=== Extracted records ===
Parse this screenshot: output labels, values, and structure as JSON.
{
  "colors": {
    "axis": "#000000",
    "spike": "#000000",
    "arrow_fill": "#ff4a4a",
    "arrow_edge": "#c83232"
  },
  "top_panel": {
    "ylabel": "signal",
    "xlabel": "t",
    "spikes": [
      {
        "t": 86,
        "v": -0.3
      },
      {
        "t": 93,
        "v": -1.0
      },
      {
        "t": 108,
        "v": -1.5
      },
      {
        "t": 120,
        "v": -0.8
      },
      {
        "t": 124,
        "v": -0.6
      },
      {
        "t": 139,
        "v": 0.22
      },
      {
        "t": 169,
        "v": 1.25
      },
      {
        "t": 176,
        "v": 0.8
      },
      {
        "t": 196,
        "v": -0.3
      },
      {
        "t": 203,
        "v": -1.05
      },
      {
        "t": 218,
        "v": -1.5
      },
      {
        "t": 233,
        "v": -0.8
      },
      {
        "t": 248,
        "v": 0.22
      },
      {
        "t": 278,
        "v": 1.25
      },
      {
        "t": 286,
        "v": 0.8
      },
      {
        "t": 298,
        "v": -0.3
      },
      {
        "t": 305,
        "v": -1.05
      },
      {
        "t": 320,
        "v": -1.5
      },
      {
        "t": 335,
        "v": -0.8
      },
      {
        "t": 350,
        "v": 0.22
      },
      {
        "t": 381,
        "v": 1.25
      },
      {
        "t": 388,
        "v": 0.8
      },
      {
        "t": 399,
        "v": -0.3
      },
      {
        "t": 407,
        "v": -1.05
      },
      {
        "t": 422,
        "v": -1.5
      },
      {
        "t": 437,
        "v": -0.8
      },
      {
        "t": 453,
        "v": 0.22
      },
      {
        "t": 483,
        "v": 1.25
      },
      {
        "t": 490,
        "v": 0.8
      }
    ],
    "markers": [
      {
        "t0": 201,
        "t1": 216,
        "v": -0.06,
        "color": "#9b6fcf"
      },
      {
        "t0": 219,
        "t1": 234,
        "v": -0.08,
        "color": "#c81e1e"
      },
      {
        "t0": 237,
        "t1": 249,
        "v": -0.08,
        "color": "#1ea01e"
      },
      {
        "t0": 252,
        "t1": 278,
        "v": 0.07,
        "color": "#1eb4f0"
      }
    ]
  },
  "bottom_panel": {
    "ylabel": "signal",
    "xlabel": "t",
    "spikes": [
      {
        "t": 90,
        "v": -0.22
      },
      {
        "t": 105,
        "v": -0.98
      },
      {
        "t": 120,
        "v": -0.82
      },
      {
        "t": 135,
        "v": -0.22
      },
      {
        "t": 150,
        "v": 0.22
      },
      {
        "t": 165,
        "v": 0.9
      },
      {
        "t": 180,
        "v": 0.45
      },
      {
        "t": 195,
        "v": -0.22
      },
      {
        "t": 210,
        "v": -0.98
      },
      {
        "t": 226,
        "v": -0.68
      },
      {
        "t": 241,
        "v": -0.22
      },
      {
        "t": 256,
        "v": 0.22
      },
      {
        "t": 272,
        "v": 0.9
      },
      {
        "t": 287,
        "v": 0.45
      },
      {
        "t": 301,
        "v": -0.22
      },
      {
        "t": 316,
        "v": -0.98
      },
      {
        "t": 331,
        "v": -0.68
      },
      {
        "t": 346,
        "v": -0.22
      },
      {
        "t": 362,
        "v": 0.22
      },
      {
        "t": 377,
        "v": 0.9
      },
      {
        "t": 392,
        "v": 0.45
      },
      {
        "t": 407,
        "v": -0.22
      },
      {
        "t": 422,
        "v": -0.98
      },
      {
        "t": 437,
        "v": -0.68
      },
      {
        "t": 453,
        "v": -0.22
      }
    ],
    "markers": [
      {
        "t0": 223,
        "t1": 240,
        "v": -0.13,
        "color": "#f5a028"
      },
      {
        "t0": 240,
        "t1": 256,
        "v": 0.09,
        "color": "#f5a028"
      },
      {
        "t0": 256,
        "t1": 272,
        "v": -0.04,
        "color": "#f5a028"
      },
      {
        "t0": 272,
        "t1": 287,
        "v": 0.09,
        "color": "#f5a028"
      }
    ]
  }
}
===
What the task asks: Print the material once more, exactly.

Answer to the problem:
Parse this screenshot: output labels, values, and structure as JSON.
{
  "colors": {
    "axis": "#000000",
    "spike": "#000000",
    "arrow_fill": "#ff4a4a",
    "arrow_edge": "#c83232"
  },
  "top_panel": {
    "ylabel": "signal",
    "xlabel": "t",
    "spikes": [
      {
        "t": 86,
        "v": -0.3
      },
      {
        "t": 93,
        "v": -1.0
      },
      {
        "t": 108,
        "v": -1.5
      },
      {
        "t": 120,
        "v": -0.8
      },
      {
        "t": 124,
        "v": -0.6
      },
      {
        "t": 139,
        "v": 0.22
      },
      {
        "t": 169,
        "v": 1.25
      },
      {
        "t": 176,
        "v": 0.8
      },
      {
        "t": 196,
        "v": -0.3
      },
      {
        "t": 203,
        "v": -1.05
      },
      {
        "t": 218,
        "v": -1.5
      },
      {
        "t": 233,
        "v": -0.8
      },
      {
        "t": 248,
        "v": 0.22
      },
      {
        "t": 278,
        "v": 1.25
      },
      {
        "t": 286,
        "v": 0.8
      },
      {
        "t": 298,
        "v": -0.3
      },
      {
        "t": 305,
        "v": -1.05
      },
      {
        "t": 320,
        "v": -1.5
      },
      {
        "t": 335,
        "v": -0.8
      },
      {
        "t": 350,
        "v": 0.22
      },
      {
        "t": 381,
        "v": 1.25
      },
      {
        "t": 388,
        "v": 0.8
      },
      {
        "t": 399,
        "v": -0.3
      },
      {
        "t": 407,
        "v": -1.05
      },
      {
        "t": 422,
        "v": -1.5
      },
      {
        "t": 437,
        "v": -0.8
      },
      {
        "t": 453,
        "v": 0.22
      },
      {
        "t": 483,
        "v": 1.25
      },
      {
        "t": 490,
        "v": 0.8
      }
    ],
    "markers": [
      {
        "t0": 201,
        "t1": 216,
        "v": -0.06,
        "color": "#9b6fcf"
      },
      {
        "t0": 219,
        "t1": 234,
        "v": -0.08,
        "color": "#c81e1e"
      },
      {
        "t0": 237,
        "t1": 249,
        "v": -0.08,
        "color": "#1ea01e"
      },
      {
        "t0": 252,
        "t1": 278,
        "v": 0.07,
        "color": "#1eb4f0"
      }
    ]
  },
  "bottom_panel": {
    "ylabel": "signal",
    "xlabel": "t",
    "spikes": [
      {
        "t": 90,
        "v": -0.22
      },
      {
        "t": 105,
        "v": -0.98
      },
      {
        "t": 120,
        "v": -0.82
      },
      {
        "t": 135,
        "v": -0.22
      },
      {
        "t": 150,
        "v": 0.22
      },
      {
        "t": 165,
        "v": 0.9
      },
      {
        "t": 180,
        "v": 0.45
      },
      {
        "t": 195,
        "v": -0.22
      },
      {
        "t": 210,
        "v": -0.98
      },
      {
        "t": 226,
        "v": -0.68
      },
      {
        "t": 241,
        "v": -0.22
      },
      {
        "t": 256,
        "v": 0.22
      },
      {
        "t": 272,
        "v": 0.9
      },
      {
        "t": 287,
        "v": 0.45
      },
      {
        "t": 301,
        "v": -0.22
      },
      {
        "t": 316,
        "v": -0.98
      },
      {
        "t": 331,
        "v": -0.68
      },
      {
        "t": 346,
        "v": -0.22
      },
      {
        "t": 362,
        "v": 0.22
      },
      {
        "t": 377,
        "v": 0.9
      },
      {
        "t": 392,
        "v": 0.45
      },
      {
        "t": 407,
        "v": -0.22
      },
      {
        "t": 422,
        "v": -0.98
      },
      {
        "t": 437,
        "v": -0.68
      },
      {
        "t": 453,
        "v": -0.22
      }
    ],
    "markers": [
      {
        "t0": 223,
        "t1": 240,
        "v": -0.13,
        "color": "#f5a028"
      },
      {
        "t0": 240,
        "t1": 256,
        "v": 0.09,
        "color": "#f5a028"
      },
      {
        "t0": 256,
        "t1": 272,
        "v": -0.04,
        "color": "#f5a028"
      },
      {
        "t0": 272,
        "t1": 287,
        "v": 0.09,
        "color": "#f5a028"
      }
    ]
  }
}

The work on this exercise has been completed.